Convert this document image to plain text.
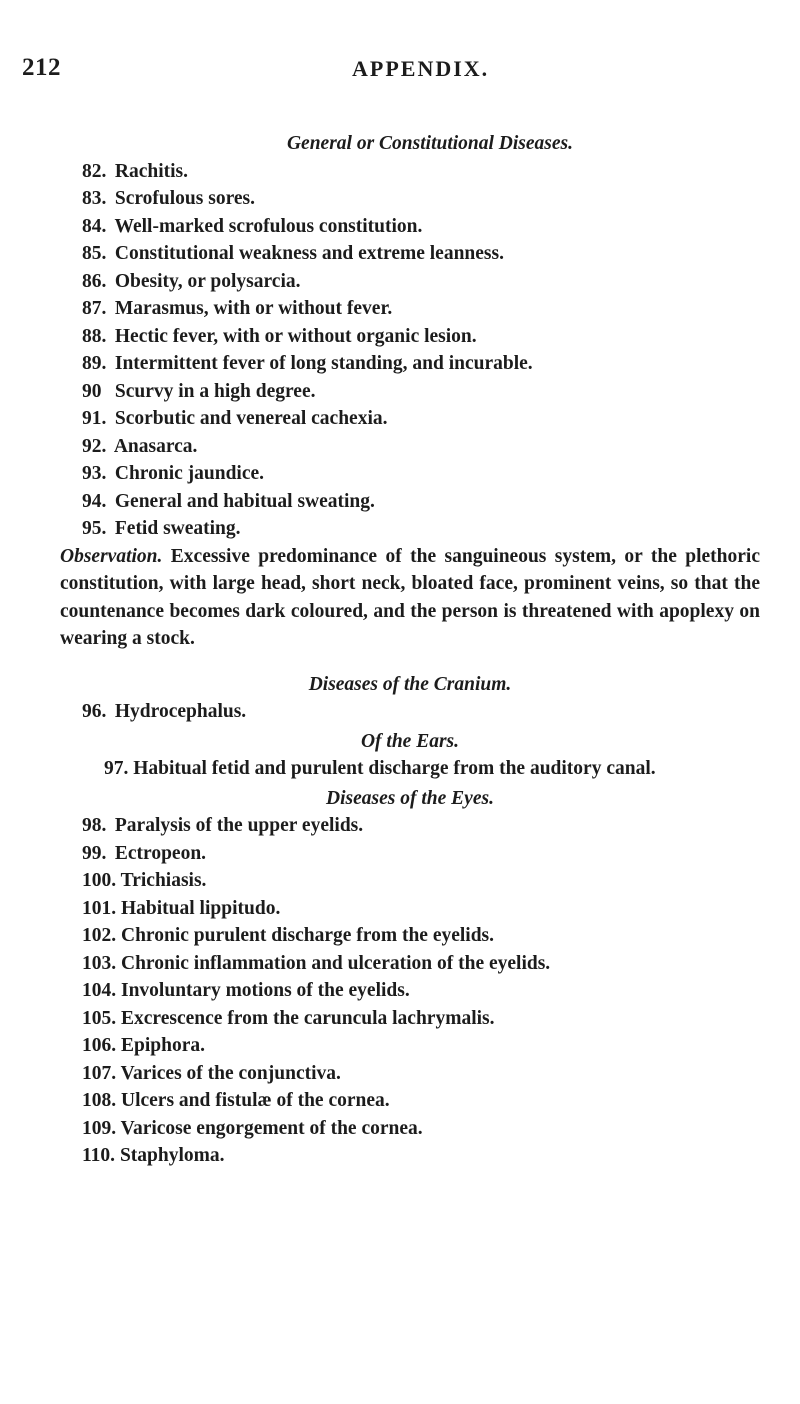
212	APPENDIX.

General or Constitutional Diseases.

82. Rachitis.

83. Scrofulous sores.

84. Well-marked scrofulous constitution.

85. Constitutional weakness and extreme leanness.

86. Obesity, or polysarcia.

87. Marasmus, with or without fever.

88. Hectic fever, with or without organic lesion.

89. Intermittent fever of long standing, and incurable.

90 Scurvy in a high degree.

91. Scorbutic and venereal cachexia.

92. Anasarca.

93. Chronic jaundice.

94. General and habitual sweating.

95. Fetid sweating.

Observation. Excessive predominance of the sanguineous system, or the plethoric constitution, with large head, short neck, bloated face, prominent veins, so that the countenance becomes dark coloured, and the person is threatened with apoplexy on wearing a stock.

Diseases of the Cranium.

96. Hydrocephalus.

Of the Ears.

97. Habitual fetid and purulent discharge from the auditory canal.

Diseases of the Eyes.

98. Paralysis of the upper eyelids.

99. Ectropeon.

100. Trichiasis.

101. Habitual lippitudo.

102. Chronic purulent discharge from the eyelids.

103. Chronic inflammation and ulceration of the eyelids.

104. Involuntary motions of the eyelids.

105. Excrescence from the caruncula lachrymalis.

106. Epiphora.

107. Varices of the conjunctiva.

108. Ulcers and fistulæ of the cornea.

109. Varicose engorgement of the cornea.

110. Staphyloma.
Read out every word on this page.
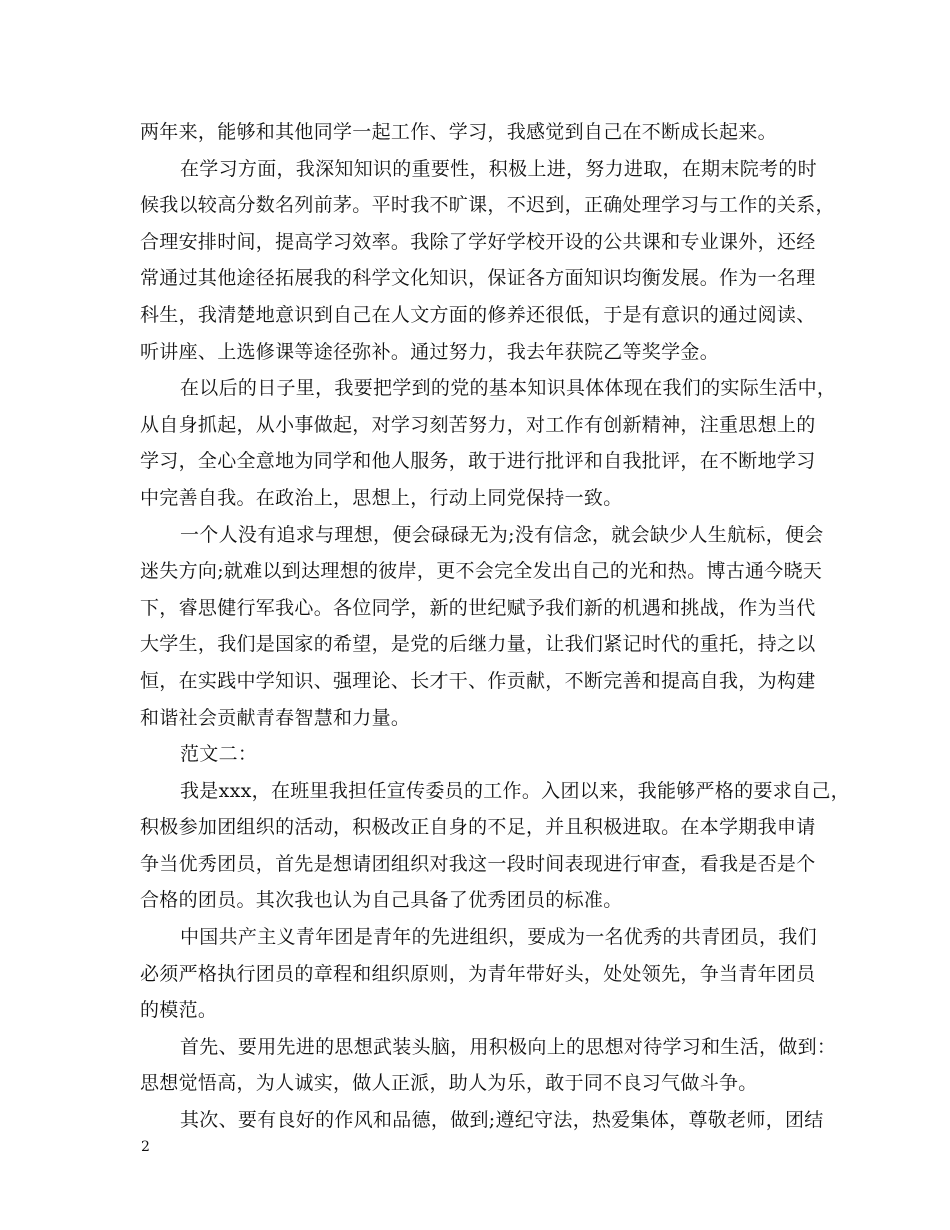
两年来，能够和其他同学一起工作、学习，我感觉到自己在不断成长起来。
在学习方面，我深知知识的重要性，积极上进，努力进取，在期末院考的时
候我以较高分数名列前茅。平时我不旷课，不迟到，正确处理学习与工作的关系，
合理安排时间，提高学习效率。我除了学好学校开设的公共课和专业课外，还经
常通过其他途径拓展我的科学文化知识，保证各方面知识均衡发展。作为一名理
科生，我清楚地意识到自己在人文方面的修养还很低，于是有意识的通过阅读、
听讲座、上选修课等途径弥补。通过努力，我去年获院乙等奖学金。
在以后的日子里，我要把学到的党的基本知识具体体现在我们的实际生活中，
从自身抓起，从小事做起，对学习刻苦努力，对工作有创新精神，注重思想上的
学习，全心全意地为同学和他人服务，敢于进行批评和自我批评，在不断地学习
中完善自我。在政治上，思想上，行动上同党保持一致。
一个人没有追求与理想，便会碌碌无为;没有信念，就会缺少人生航标，便会
迷失方向;就难以到达理想的彼岸，更不会完全发出自己的光和热。博古通今晓天
下，睿思健行军我心。各位同学，新的世纪赋予我们新的机遇和挑战，作为当代
大学生，我们是国家的希望，是党的后继力量，让我们紧记时代的重托，持之以
恒，在实践中学知识、强理论、长才干、作贡献，不断完善和提高自我，为构建
和谐社会贡献青春智慧和力量。
范文二：
我是xxx，在班里我担任宣传委员的工作。入团以来，我能够严格的要求自己，
积极参加团组织的活动，积极改正自身的不足，并且积极进取。在本学期我申请
争当优秀团员，首先是想请团组织对我这一段时间表现进行审查，看我是否是个
合格的团员。其次我也认为自己具备了优秀团员的标准。
中国共产主义青年团是青年的先进组织，要成为一名优秀的共青团员，我们
必须严格执行团员的章程和组织原则，为青年带好头，处处领先，争当青年团员
的模范。
首先、要用先进的思想武装头脑，用积极向上的思想对待学习和生活，做到：
思想觉悟高，为人诚实，做人正派，助人为乐，敢于同不良习气做斗争。
其次、要有良好的作风和品德，做到;遵纪守法，热爱集体，尊敬老师，团结
2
===
WHAT TO WORK ON:
Write out the records above once more, word for word, with no pictures.

WRITTEN ANSWER:
Convert this document image to plain text.
212	APPENDIX.

General or Constitutional Diseases.

82. Rachitis.

83. Scrofulous sores.

84. Well-marked scrofulous constitution.

85. Constitutional weakness and extreme leanness.

86. Obesity, or polysarcia.

87. Marasmus, with or without fever.

88. Hectic fever, with or without organic lesion.

89. Intermittent fever of long standing, and incurable.

90 Scurvy in a high degree.

91. Scorbutic and venereal cachexia.

92. Anasarca.

93. Chronic jaundice.

94. General and habitual sweating.

95. Fetid sweating.

Observation. Excessive predominance of the sanguineous system, or the plethoric constitution, with large head, short neck, bloated face, prominent veins, so that the countenance becomes dark coloured, and the person is threatened with apoplexy on wearing a stock.

Diseases of the Cranium.

96. Hydrocephalus.

Of the Ears.

97. Habitual fetid and purulent discharge from the auditory canal.

Diseases of the Eyes.

98. Paralysis of the upper eyelids.

99. Ectropeon.

100. Trichiasis.

101. Habitual lippitudo.

102. Chronic purulent discharge from the eyelids.

103. Chronic inflammation and ulceration of the eyelids.

104. Involuntary motions of the eyelids.

105. Excrescence from the caruncula lachrymalis.

106. Epiphora.

107. Varices of the conjunctiva.

108. Ulcers and fistulæ of the cornea.

109. Varicose engorgement of the cornea.

110. Staphyloma.
Read out every word on this page.
两年来，能够和其他同学一起工作、学习，我感觉到自己在不断成长起来。
在学习方面，我深知知识的重要性，积极上进，努力进取，在期末院考的时
候我以较高分数名列前茅。平时我不旷课，不迟到，正确处理学习与工作的关系，
合理安排时间，提高学习效率。我除了学好学校开设的公共课和专业课外，还经
常通过其他途径拓展我的科学文化知识，保证各方面知识均衡发展。作为一名理
科生，我清楚地意识到自己在人文方面的修养还很低，于是有意识的通过阅读、
听讲座、上选修课等途径弥补。通过努力，我去年获院乙等奖学金。
在以后的日子里，我要把学到的党的基本知识具体体现在我们的实际生活中，
从自身抓起，从小事做起，对学习刻苦努力，对工作有创新精神，注重思想上的
学习，全心全意地为同学和他人服务，敢于进行批评和自我批评，在不断地学习
中完善自我。在政治上，思想上，行动上同党保持一致。
一个人没有追求与理想，便会碌碌无为;没有信念，就会缺少人生航标，便会
迷失方向;就难以到达理想的彼岸，更不会完全发出自己的光和热。博古通今晓天
下，睿思健行军我心。各位同学，新的世纪赋予我们新的机遇和挑战，作为当代
大学生，我们是国家的希望，是党的后继力量，让我们紧记时代的重托，持之以
恒，在实践中学知识、强理论、长才干、作贡献，不断完善和提高自我，为构建
和谐社会贡献青春智慧和力量。
范文二：
我是xxx，在班里我担任宣传委员的工作。入团以来，我能够严格的要求自己，
积极参加团组织的活动，积极改正自身的不足，并且积极进取。在本学期我申请
争当优秀团员，首先是想请团组织对我这一段时间表现进行审查，看我是否是个
合格的团员。其次我也认为自己具备了优秀团员的标准。
中国共产主义青年团是青年的先进组织，要成为一名优秀的共青团员，我们
必须严格执行团员的章程和组织原则，为青年带好头，处处领先，争当青年团员
的模范。
首先、要用先进的思想武装头脑，用积极向上的思想对待学习和生活，做到：
思想觉悟高，为人诚实，做人正派，助人为乐，敢于同不良习气做斗争。
其次、要有良好的作风和品德，做到;遵纪守法，热爱集体，尊敬老师，团结
2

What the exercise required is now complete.